- EXERCISE DESCRIPTION -
Extract each line of the data below exactly as written.

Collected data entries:
--------

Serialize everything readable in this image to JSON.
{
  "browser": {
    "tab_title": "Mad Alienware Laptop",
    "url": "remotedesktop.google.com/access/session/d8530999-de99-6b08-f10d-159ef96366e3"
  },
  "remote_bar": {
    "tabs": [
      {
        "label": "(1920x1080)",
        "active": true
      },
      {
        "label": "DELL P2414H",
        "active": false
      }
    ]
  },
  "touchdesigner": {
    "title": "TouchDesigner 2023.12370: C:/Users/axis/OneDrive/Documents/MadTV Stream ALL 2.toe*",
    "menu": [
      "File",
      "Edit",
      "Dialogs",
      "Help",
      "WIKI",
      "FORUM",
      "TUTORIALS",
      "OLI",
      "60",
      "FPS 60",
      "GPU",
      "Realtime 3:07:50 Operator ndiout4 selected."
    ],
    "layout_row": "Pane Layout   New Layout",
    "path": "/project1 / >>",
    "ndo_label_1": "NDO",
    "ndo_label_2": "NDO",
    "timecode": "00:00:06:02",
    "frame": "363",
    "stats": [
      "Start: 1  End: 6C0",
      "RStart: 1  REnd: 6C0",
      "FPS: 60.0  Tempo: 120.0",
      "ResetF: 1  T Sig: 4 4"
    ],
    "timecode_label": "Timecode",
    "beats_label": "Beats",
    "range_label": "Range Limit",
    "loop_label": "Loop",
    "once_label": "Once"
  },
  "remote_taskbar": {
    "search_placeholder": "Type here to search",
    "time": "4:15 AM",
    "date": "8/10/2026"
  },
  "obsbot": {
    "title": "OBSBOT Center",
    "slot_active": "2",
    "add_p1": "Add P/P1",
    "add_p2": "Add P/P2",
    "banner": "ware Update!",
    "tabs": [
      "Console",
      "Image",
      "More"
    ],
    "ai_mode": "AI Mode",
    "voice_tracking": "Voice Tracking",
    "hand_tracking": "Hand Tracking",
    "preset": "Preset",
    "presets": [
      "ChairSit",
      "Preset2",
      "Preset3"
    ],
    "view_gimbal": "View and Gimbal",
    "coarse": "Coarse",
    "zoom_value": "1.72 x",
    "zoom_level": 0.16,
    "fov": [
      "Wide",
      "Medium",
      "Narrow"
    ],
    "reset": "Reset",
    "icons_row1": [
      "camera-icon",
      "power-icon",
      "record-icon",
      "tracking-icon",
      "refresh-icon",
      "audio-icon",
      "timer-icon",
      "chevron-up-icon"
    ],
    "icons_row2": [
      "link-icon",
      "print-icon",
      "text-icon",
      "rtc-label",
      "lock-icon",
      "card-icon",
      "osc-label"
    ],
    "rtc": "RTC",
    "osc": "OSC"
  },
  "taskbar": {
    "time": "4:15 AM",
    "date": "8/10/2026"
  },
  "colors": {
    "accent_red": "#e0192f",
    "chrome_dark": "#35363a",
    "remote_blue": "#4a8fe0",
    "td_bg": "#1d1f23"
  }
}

--------

- TASK RESPONSE -
Serialize everything readable in this image to JSON.
{
  "browser": {
    "tab_title": "Mad Alienware Laptop",
    "url": "remotedesktop.google.com/access/session/d8530999-de99-6b08-f10d-159ef96366e3"
  },
  "remote_bar": {
    "tabs": [
      {
        "label": "(1920x1080)",
        "active": true
      },
      {
        "label": "DELL P2414H",
        "active": false
      }
    ]
  },
  "touchdesigner": {
    "title": "TouchDesigner 2023.12370: C:/Users/axis/OneDrive/Documents/MadTV Stream ALL 2.toe*",
    "menu": [
      "File",
      "Edit",
      "Dialogs",
      "Help",
      "WIKI",
      "FORUM",
      "TUTORIALS",
      "OLI",
      "60",
      "FPS 60",
      "GPU",
      "Realtime 3:07:50 Operator ndiout4 selected."
    ],
    "layout_row": "Pane Layout   New Layout",
    "path": "/project1 / >>",
    "ndo_label_1": "NDO",
    "ndo_label_2": "NDO",
    "timecode": "00:00:06:02",
    "frame": "363",
    "stats": [
      "Start: 1  End: 6C0",
      "RStart: 1  REnd: 6C0",
      "FPS: 60.0  Tempo: 120.0",
      "ResetF: 1  T Sig: 4 4"
    ],
    "timecode_label": "Timecode",
    "beats_label": "Beats",
    "range_label": "Range Limit",
    "loop_label": "Loop",
    "once_label": "Once"
  },
  "remote_taskbar": {
    "search_placeholder": "Type here to search",
    "time": "4:15 AM",
    "date": "8/10/2026"
  },
  "obsbot": {
    "title": "OBSBOT Center",
    "slot_active": "2",
    "add_p1": "Add P/P1",
    "add_p2": "Add P/P2",
    "banner": "ware Update!",
    "tabs": [
      "Console",
      "Image",
      "More"
    ],
    "ai_mode": "AI Mode",
    "voice_tracking": "Voice Tracking",
    "hand_tracking": "Hand Tracking",
    "preset": "Preset",
    "presets": [
      "ChairSit",
      "Preset2",
      "Preset3"
    ],
    "view_gimbal": "View and Gimbal",
    "coarse": "Coarse",
    "zoom_value": "1.72 x",
    "zoom_level": 0.16,
    "fov": [
      "Wide",
      "Medium",
      "Narrow"
    ],
    "reset": "Reset",
    "icons_row1": [
      "camera-icon",
      "power-icon",
      "record-icon",
      "tracking-icon",
      "refresh-icon",
      "audio-icon",
      "timer-icon",
      "chevron-up-icon"
    ],
    "icons_row2": [
      "link-icon",
      "print-icon",
      "text-icon",
      "rtc-label",
      "lock-icon",
      "card-icon",
      "osc-label"
    ],
    "rtc": "RTC",
    "osc": "OSC"
  },
  "taskbar": {
    "time": "4:15 AM",
    "date": "8/10/2026"
  },
  "colors": {
    "accent_red": "#e0192f",
    "chrome_dark": "#35363a",
    "remote_blue": "#4a8fe0",
    "td_bg": "#1d1f23"
  }
}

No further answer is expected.